What you have to do:
All entries must be repeated exactly; do not include the pictures.

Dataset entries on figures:
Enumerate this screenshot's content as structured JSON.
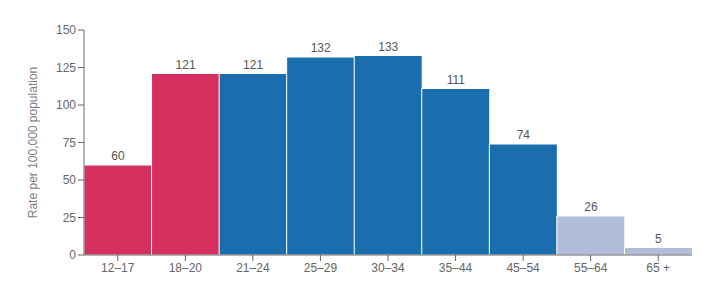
{
  "chart_data": {
    "type": "bar",
    "categories": [
      "12–17",
      "18–20",
      "21–24",
      "25–29",
      "30–34",
      "35–44",
      "45–54",
      "55–64",
      "65 +"
    ],
    "values": [
      60,
      121,
      121,
      132,
      133,
      111,
      74,
      26,
      5
    ],
    "colors": [
      "#d63060",
      "#d63060",
      "#1b6eae",
      "#1b6eae",
      "#1b6eae",
      "#1b6eae",
      "#1b6eae",
      "#b0bcd8",
      "#b0bcd8"
    ],
    "ylabel": "Rate per 100,000 population",
    "ylim": [
      0,
      150
    ],
    "yticks": [
      0,
      25,
      50,
      75,
      100,
      125,
      150
    ],
    "data_labels": true,
    "grid": false
  }
}
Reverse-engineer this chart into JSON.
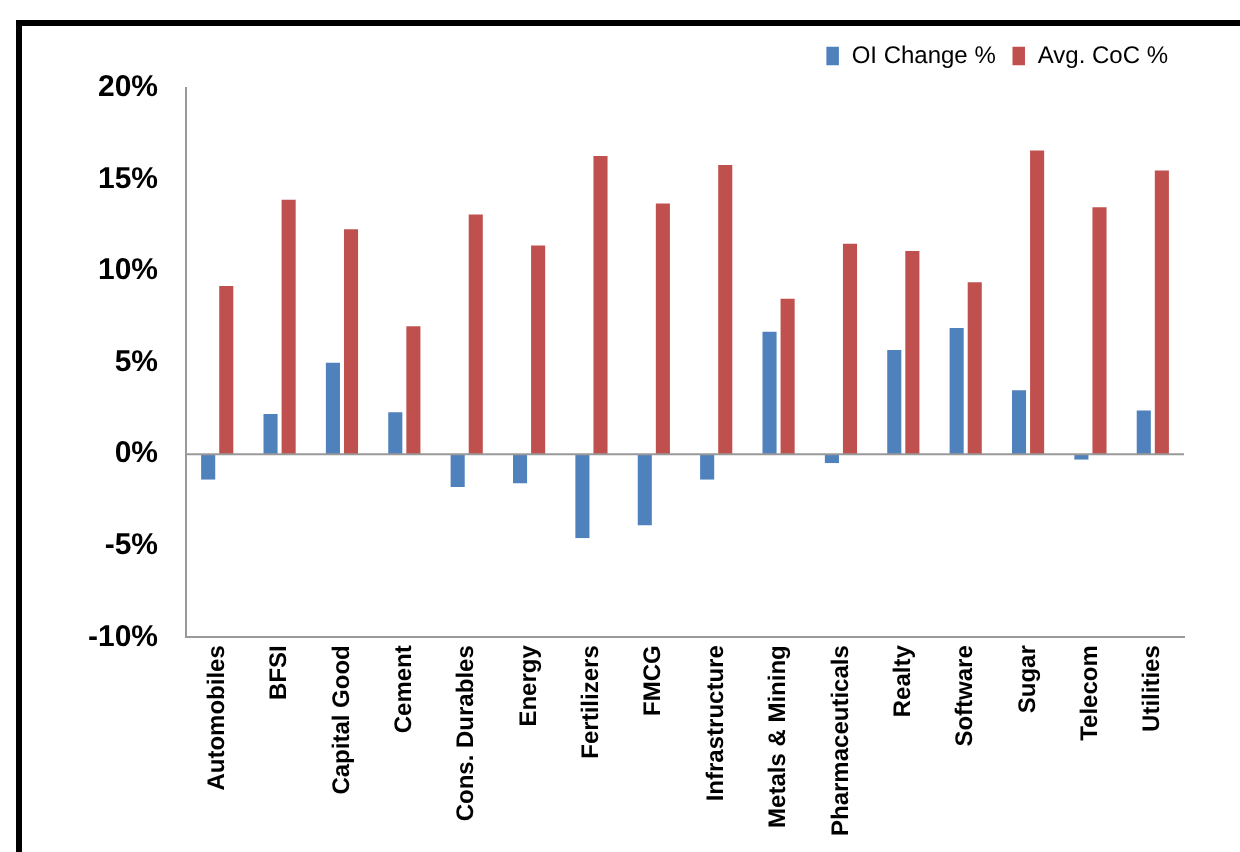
{
  "chart_data": {
    "type": "bar",
    "categories": [
      "Automobiles",
      "BFSI",
      "Capital Good",
      "Cement",
      "Cons. Durables",
      "Energy",
      "Fertilizers",
      "FMCG",
      "Infrastructure",
      "Metals & Mining",
      "Pharmaceuticals",
      "Realty",
      "Software",
      "Sugar",
      "Telecom",
      "Utilities"
    ],
    "series": [
      {
        "name": "OI Change %",
        "color": "#4f81bd",
        "values": [
          -1.4,
          2.3,
          5.1,
          2.4,
          -1.8,
          -1.6,
          -4.6,
          -3.9,
          -1.4,
          6.8,
          -0.5,
          5.8,
          7.0,
          3.6,
          -0.3,
          2.5
        ]
      },
      {
        "name": "Avg. CoC %",
        "color": "#c0504d",
        "values": [
          9.3,
          14.0,
          12.4,
          7.1,
          13.2,
          11.5,
          16.4,
          13.8,
          15.9,
          8.6,
          11.6,
          11.2,
          9.5,
          16.7,
          13.6,
          15.6
        ]
      }
    ],
    "ylim": [
      -10,
      20
    ],
    "yticks": [
      {
        "value": -10,
        "label": "-10%"
      },
      {
        "value": -5,
        "label": "-5%"
      },
      {
        "value": 0,
        "label": "0%"
      },
      {
        "value": 5,
        "label": "5%"
      },
      {
        "value": 10,
        "label": "10%"
      },
      {
        "value": 15,
        "label": "15%"
      },
      {
        "value": 20,
        "label": "20%"
      }
    ],
    "grid": false,
    "ref_lines": [
      {
        "axis": "y",
        "value": 0,
        "color": "#999999"
      }
    ],
    "legend": "top right"
  }
}
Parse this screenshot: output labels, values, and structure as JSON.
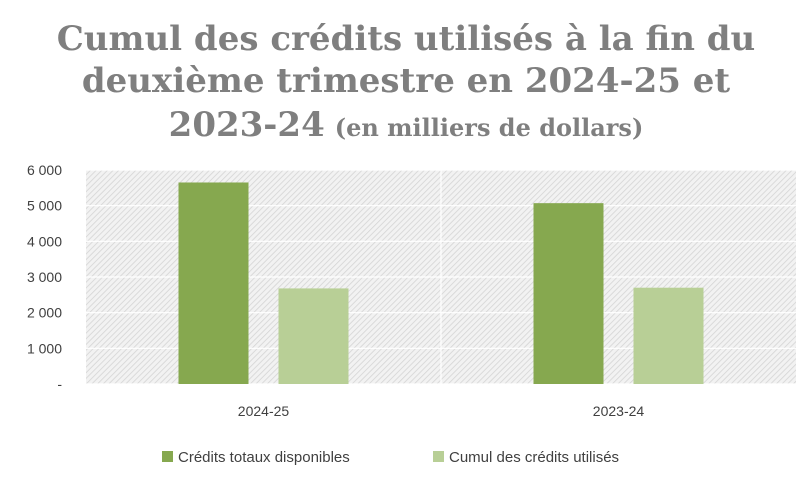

Completed task:
Enumerate this screenshot's content as structured JSON.
{
  "chart_data": {
    "type": "bar",
    "categories": [
      "12–17",
      "18–20",
      "21–24",
      "25–29",
      "30–34",
      "35–44",
      "45–54",
      "55–64",
      "65 +"
    ],
    "values": [
      60,
      121,
      121,
      132,
      133,
      111,
      74,
      26,
      5
    ],
    "colors": [
      "#d63060",
      "#d63060",
      "#1b6eae",
      "#1b6eae",
      "#1b6eae",
      "#1b6eae",
      "#1b6eae",
      "#b0bcd8",
      "#b0bcd8"
    ],
    "ylabel": "Rate per 100,000 population",
    "ylim": [
      0,
      150
    ],
    "yticks": [
      0,
      25,
      50,
      75,
      100,
      125,
      150
    ],
    "data_labels": true,
    "grid": false
  }
}
Reverse-engineer this chart into JSON.
{
  "chart_data": {
    "type": "bar",
    "categories": [
      "Automobiles",
      "BFSI",
      "Capital Good",
      "Cement",
      "Cons. Durables",
      "Energy",
      "Fertilizers",
      "FMCG",
      "Infrastructure",
      "Metals & Mining",
      "Pharmaceuticals",
      "Realty",
      "Software",
      "Sugar",
      "Telecom",
      "Utilities"
    ],
    "series": [
      {
        "name": "OI Change %",
        "color": "#4f81bd",
        "values": [
          -1.4,
          2.3,
          5.1,
          2.4,
          -1.8,
          -1.6,
          -4.6,
          -3.9,
          -1.4,
          6.8,
          -0.5,
          5.8,
          7.0,
          3.6,
          -0.3,
          2.5
        ]
      },
      {
        "name": "Avg. CoC %",
        "color": "#c0504d",
        "values": [
          9.3,
          14.0,
          12.4,
          7.1,
          13.2,
          11.5,
          16.4,
          13.8,
          15.9,
          8.6,
          11.6,
          11.2,
          9.5,
          16.7,
          13.6,
          15.6
        ]
      }
    ],
    "ylim": [
      -10,
      20
    ],
    "yticks": [
      {
        "value": -10,
        "label": "-10%"
      },
      {
        "value": -5,
        "label": "-5%"
      },
      {
        "value": 0,
        "label": "0%"
      },
      {
        "value": 5,
        "label": "5%"
      },
      {
        "value": 10,
        "label": "10%"
      },
      {
        "value": 15,
        "label": "15%"
      },
      {
        "value": 20,
        "label": "20%"
      }
    ],
    "grid": false,
    "ref_lines": [
      {
        "axis": "y",
        "value": 0,
        "color": "#999999"
      }
    ],
    "legend": "top right"
  }
}
Parse this screenshot: output labels, values, and structure as JSON.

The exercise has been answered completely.